## PASSAGE FOR REVIEW:
+===+
Sum of the numbers between two integers

This is a discussion on Sum of the numbers between two integers within the C++ Programming forums, part of the General Programming Boards category; I need help here. I need a program that will calculate the sum of the numbers between two integers that ...

1. Sum of the numbers between two integers

I need help here. I need a program that will calculate the sum of the numbers between two integers that are assigned a value using cin. For example, say the two numbers were 25 and 47. Using a for loop, how do you calculate
"25+26+27+28+29+....+47"

2. You can change the beginning and ending values for the for loop, they don't always have to start at 0.
+===+
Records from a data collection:
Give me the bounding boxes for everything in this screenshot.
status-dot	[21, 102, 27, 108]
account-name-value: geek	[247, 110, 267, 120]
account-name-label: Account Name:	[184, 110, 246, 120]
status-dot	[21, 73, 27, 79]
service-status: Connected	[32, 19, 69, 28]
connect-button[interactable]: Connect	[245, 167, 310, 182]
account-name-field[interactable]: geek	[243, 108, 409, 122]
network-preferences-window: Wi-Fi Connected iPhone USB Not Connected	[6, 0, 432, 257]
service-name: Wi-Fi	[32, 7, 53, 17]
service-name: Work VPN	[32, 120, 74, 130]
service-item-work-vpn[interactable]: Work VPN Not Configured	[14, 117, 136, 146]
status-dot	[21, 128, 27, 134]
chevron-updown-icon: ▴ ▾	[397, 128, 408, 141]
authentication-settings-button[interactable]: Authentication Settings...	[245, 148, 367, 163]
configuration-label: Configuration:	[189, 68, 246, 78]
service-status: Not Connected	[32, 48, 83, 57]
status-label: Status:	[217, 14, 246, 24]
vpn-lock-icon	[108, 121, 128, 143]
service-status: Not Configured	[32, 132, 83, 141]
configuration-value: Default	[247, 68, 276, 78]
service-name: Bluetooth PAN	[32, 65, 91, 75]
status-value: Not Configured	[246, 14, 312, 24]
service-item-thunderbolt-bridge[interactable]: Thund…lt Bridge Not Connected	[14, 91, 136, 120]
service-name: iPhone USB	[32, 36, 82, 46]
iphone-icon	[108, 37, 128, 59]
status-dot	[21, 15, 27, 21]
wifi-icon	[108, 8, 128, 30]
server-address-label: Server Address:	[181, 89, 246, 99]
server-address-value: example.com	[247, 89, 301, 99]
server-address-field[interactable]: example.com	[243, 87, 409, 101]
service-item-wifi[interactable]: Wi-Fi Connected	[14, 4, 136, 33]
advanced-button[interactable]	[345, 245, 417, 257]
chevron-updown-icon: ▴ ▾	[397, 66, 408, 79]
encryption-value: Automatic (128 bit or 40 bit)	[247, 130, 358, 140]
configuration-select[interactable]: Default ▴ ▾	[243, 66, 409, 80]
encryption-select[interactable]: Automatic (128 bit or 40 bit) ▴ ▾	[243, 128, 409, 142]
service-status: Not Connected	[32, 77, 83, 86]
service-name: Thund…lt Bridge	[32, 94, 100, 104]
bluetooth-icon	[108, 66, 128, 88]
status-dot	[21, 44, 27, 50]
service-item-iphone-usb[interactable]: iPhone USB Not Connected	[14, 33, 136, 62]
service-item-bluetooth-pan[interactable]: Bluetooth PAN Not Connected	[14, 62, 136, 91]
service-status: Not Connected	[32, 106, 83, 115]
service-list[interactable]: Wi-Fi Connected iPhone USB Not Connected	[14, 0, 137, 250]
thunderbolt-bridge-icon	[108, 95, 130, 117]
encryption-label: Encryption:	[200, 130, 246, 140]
+===+
Update the part of the forum thread above that opens with the words "This is a discussion" and closes with "start at 0.", changing "for loop" to "while loop".

This is a discussion on Sum of the numbers between two integers within the C++ Programming forums, part of the General Programming Boards category; I need help here. I need a program that will calculate the sum of the numbers between two integers that ...

1. Sum of the numbers between two integers

I need help here. I need a program that will calculate the sum of the numbers between two integers that are assigned a value using cin. For example, say the two numbers were 25 and 47. Using a while loop, how do you calculate
"25+26+27+28+29+....+47"

2. You can change the beginning and ending values for the while loop, they don't always have to start at 0.